A block of data:
— start —

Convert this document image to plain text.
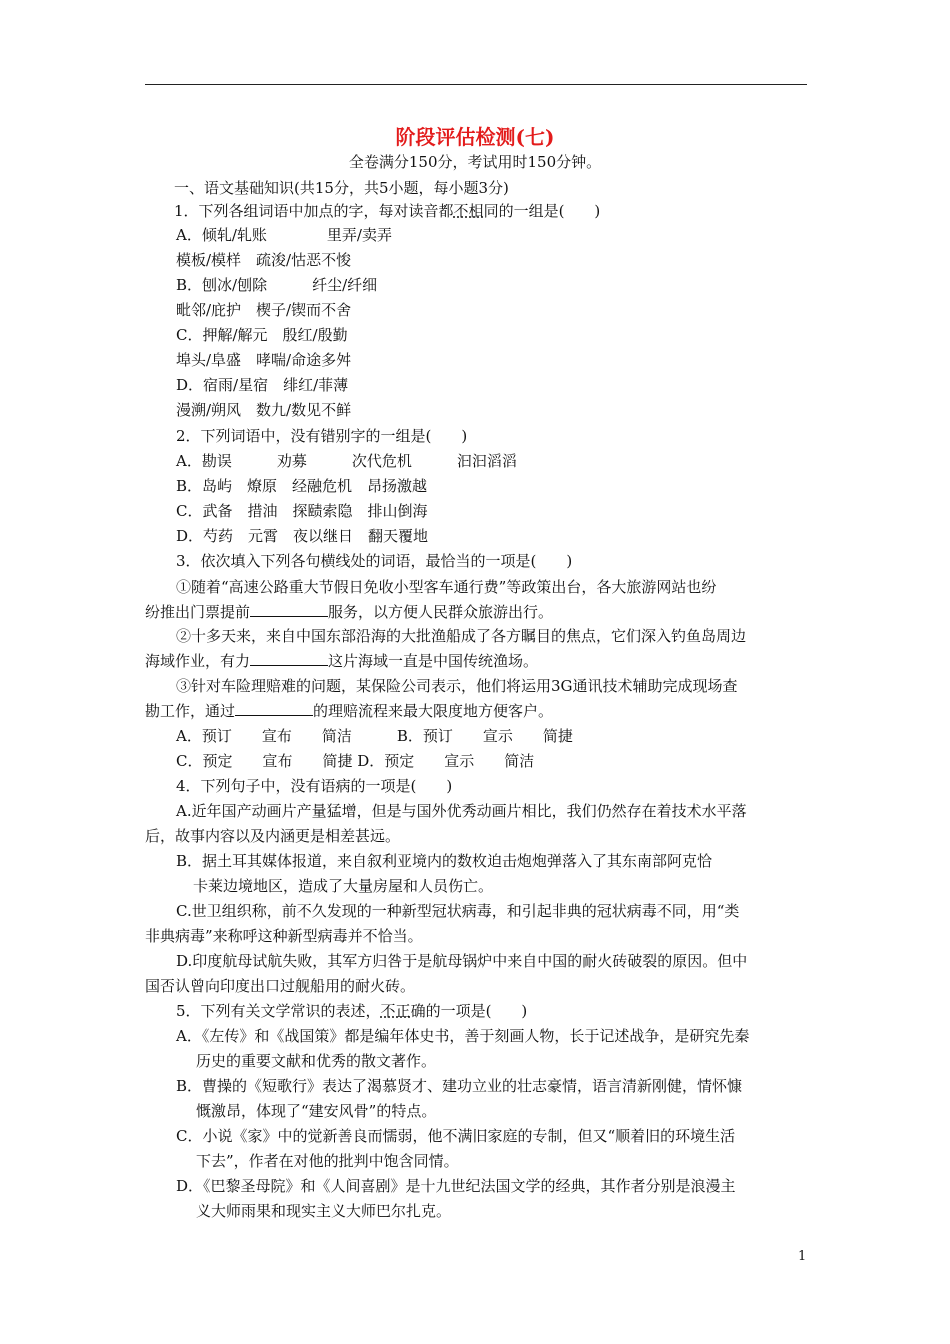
阶段评估检测(七)
全卷满分150分，考试用时150分钟。
一、语文基础知识(共15分，共5小题，每小题3分)
1．下列各组词语中加点的字，每对读音都不相同的一组是(　　)
A．倾轧/轧账　　　　里弄/卖弄
模板/模样　疏浚/怙恶不悛
B．刨冰/刨除　　　纤尘/纤细
毗邻/庇护　楔子/锲而不舍
C．押解/解元　殷红/殷勤
埠头/阜盛　哮喘/命途多舛
D．宿雨/星宿　绯红/菲薄
漫溯/朔风　数九/数见不鲜
2．下列词语中，没有错别字的一组是(　　)
A．勘误　　　劝募　　　次代危机　　　汩汩滔滔
B．岛屿　燎原　经融危机　昂扬激越
C．武备　措油　探赜索隐　排山倒海
D．芍药　元霄　夜以继日　翻天覆地
3．依次填入下列各句横线处的词语，最恰当的一项是(　　)
①随着“高速公路重大节假日免收小型客车通行费”等政策出台，各大旅游网站也纷
纷推出门票提前	服务，以方便人民群众旅游出行。
②十多天来，来自中国东部沿海的大批渔船成了各方瞩目的焦点，它们深入钓鱼岛周边
海域作业，有力	这片海域一直是中国传统渔场。
③针对车险理赔难的问题，某保险公司表示，他们将运用3G通讯技术辅助完成现场查
勘工作，通过	的理赔流程来最大限度地方便客户。
A．预订　　宣布　　简洁　　　B．预订　　宣示　　简捷
C．预定　　宣布　　简捷 D．预定　　宣示　　简洁
4．下列句子中，没有语病的一项是(　　)
A.近年国产动画片产量猛增，但是与国外优秀动画片相比，我们仍然存在着技术水平落
后，故事内容以及内涵更是相差甚远。
B．据土耳其媒体报道，来自叙利亚境内的数枚迫击炮炮弹落入了其东南部阿克恰
卡莱边境地区，造成了大量房屋和人员伤亡。
C.世卫组织称，前不久发现的一种新型冠状病毒，和引起非典的冠状病毒不同，用“类
非典病毒”来称呼这种新型病毒并不恰当。
D.印度航母试航失败，其军方归咎于是航母锅炉中来自中国的耐火砖破裂的原因。但中
国否认曾向印度出口过舰船用的耐火砖。
5．下列有关文学常识的表述，不正确的一项是(　　)
A．《左传》和《战国策》都是编年体史书，善于刻画人物，长于记述战争，是研究先秦
历史的重要文献和优秀的散文著作。
B．曹操的《短歌行》表达了渴慕贤才、建功立业的壮志豪情，语言清新刚健，情怀慷
慨激昂，体现了“建安风骨”的特点。
C．小说《家》中的觉新善良而懦弱，他不满旧家庭的专制，但又“顺着旧的环境生活
下去”，作者在对他的批判中饱含同情。
D．《巴黎圣母院》和《人间喜剧》是十九世纪法国文学的经典，其作者分别是浪漫主
义大师雨果和现实主义大师巴尔扎克。
1
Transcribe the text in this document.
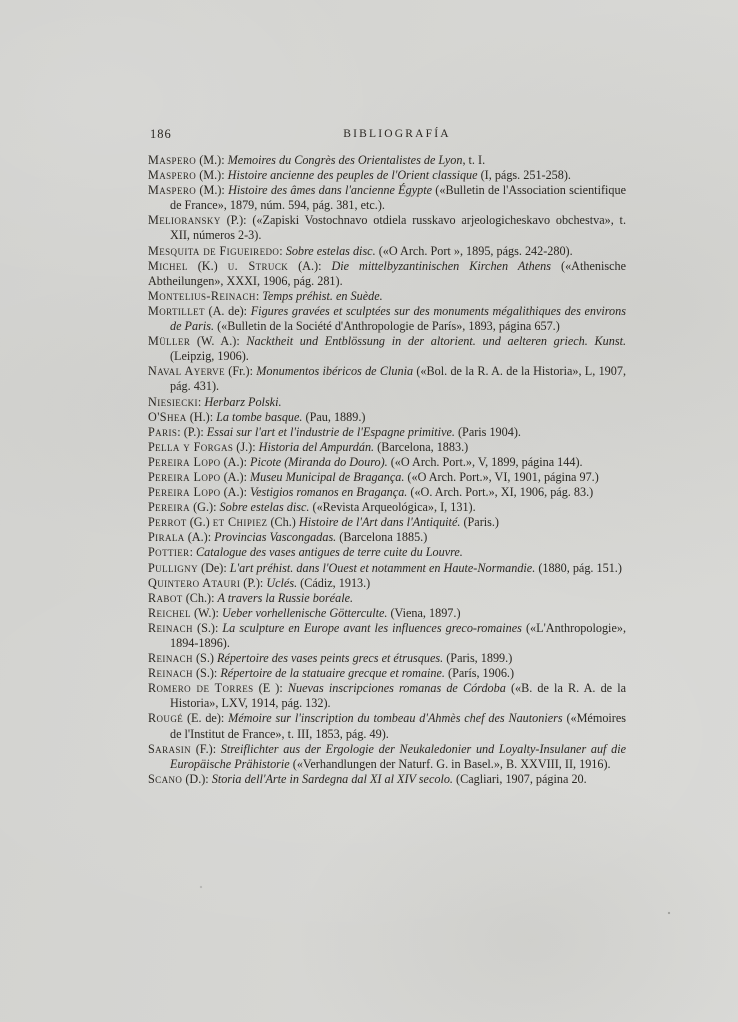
186	BIBLIOGRAFÍA

Maspero (M.): Memoires du Congrès des Orientalistes de Lyon, t. I.

Maspero (M.): Histoire ancienne des peuples de l'Orient classique (I, págs. 251-258).

Maspero (M.): Histoire des âmes dans l'ancienne Égypte («Bulletin de l'Association scientifique de France», 1879, núm. 594, pág. 381, etc.).

Melioransky (P.): («Zapiski Vostochnavo otdiela russkavo arjeologicheskavo obchestva», t. XII, números 2-3).

Mesquita de Figueiredo: Sobre estelas disc. («O Arch. Port », 1895, págs. 242-280).

Michel (K.) u. Struck (A.): Die mittelbyzantinischen Kirchen Athens («Athenische Abtheilungen», XXXI, 1906, pág. 281).

Montelius-Reinach: Temps préhist. en Suède.

Mortillet (A. de): Figures gravées et sculptées sur des monuments mégalithiques des environs de Paris. («Bulletin de la Société d'Anthropologie de París», 1893, página 657.)

Müller (W. A.): Nacktheit und Entblössung in der altorient. und aelteren griech. Kunst. (Leipzig, 1906).

Naval Ayerve (Fr.): Monumentos ibéricos de Clunia («Bol. de la R. A. de la Historia», L, 1907, pág. 431).

Niesiecki: Herbarz Polski.

O'Shea (H.): La tombe basque. (Pau, 1889.)

Paris: (P.): Essai sur l'art et l'industrie de l'Espagne primitive. (Paris 1904).

Pella y Forgas (J.): Historia del Ampurdán. (Barcelona, 1883.)

Pereira Lopo (A.): Picote (Miranda do Douro). («O Arch. Port.», V, 1899, página 144).

Pereira Lopo (A.): Museu Municipal de Bragança. («O Arch. Port.», VI, 1901, página 97.)

Pereira Lopo (A.): Vestigios romanos en Bragança. («O. Arch. Port.», XI, 1906, pág. 83.)

Pereira (G.): Sobre estelas disc. («Revista Arqueológica», I, 131).

Perrot (G.) et Chipiez (Ch.) Histoire de l'Art dans l'Antiquité. (Paris.)

Pirala (A.): Provincias Vascongadas. (Barcelona 1885.)

Pottier: Catalogue des vases antigues de terre cuite du Louvre.

Pulligny (De): L'art préhist. dans l'Ouest et notamment en Haute-Normandie. (1880, pág. 151.)

Quintero Atauri (P.): Uclés. (Cádiz, 1913.)

Rabot (Ch.): A travers la Russie boréale.

Reichel (W.): Ueber vorhellenische Götterculte. (Viena, 1897.)

Reinach (S.): La sculpture en Europe avant les influences greco-romaines («L'Anthropologie», 1894-1896).

Reinach (S.) Répertoire des vases peints grecs et étrusques. (Paris, 1899.)

Reinach (S.): Répertoire de la statuaire grecque et romaine. (París, 1906.)

Romero de Torres (E ): Nuevas inscripciones romanas de Córdoba («B. de la R. A. de la Historia», LXV, 1914, pág. 132).

Rougé (E. de): Mémoire sur l'inscription du tombeau d'Ahmès chef des Nautoniers («Mémoires de l'Institut de France», t. III, 1853, pág. 49).

Sarasin (F.): Streiflichter aus der Ergologie der Neukaledonier und Loyalty-Insulaner auf die Europäische Prähistorie («Verhandlungen der Naturf. G. in Basel.», B. XXVIII, II, 1916).

Scano (D.): Storia dell'Arte in Sardegna dal XI al XIV secolo. (Cagliari, 1907, página 20.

— end —

▶ [PROBLEM]: From the data above, gather every line that includes the word "Bulletin".

▶ [FINAL RESULT]:
Maspero (M.): Histoire des âmes dans l'ancienne Égypte («Bulletin de l'Association scientifique de France», 1879, núm. 594, pág. 381, etc.).
Mortillet (A. de): Figures gravées et sculptées sur des monuments mégalithiques des environs de Paris. («Bulletin de la Société d'Anthropologie de París», 1893, página 657.)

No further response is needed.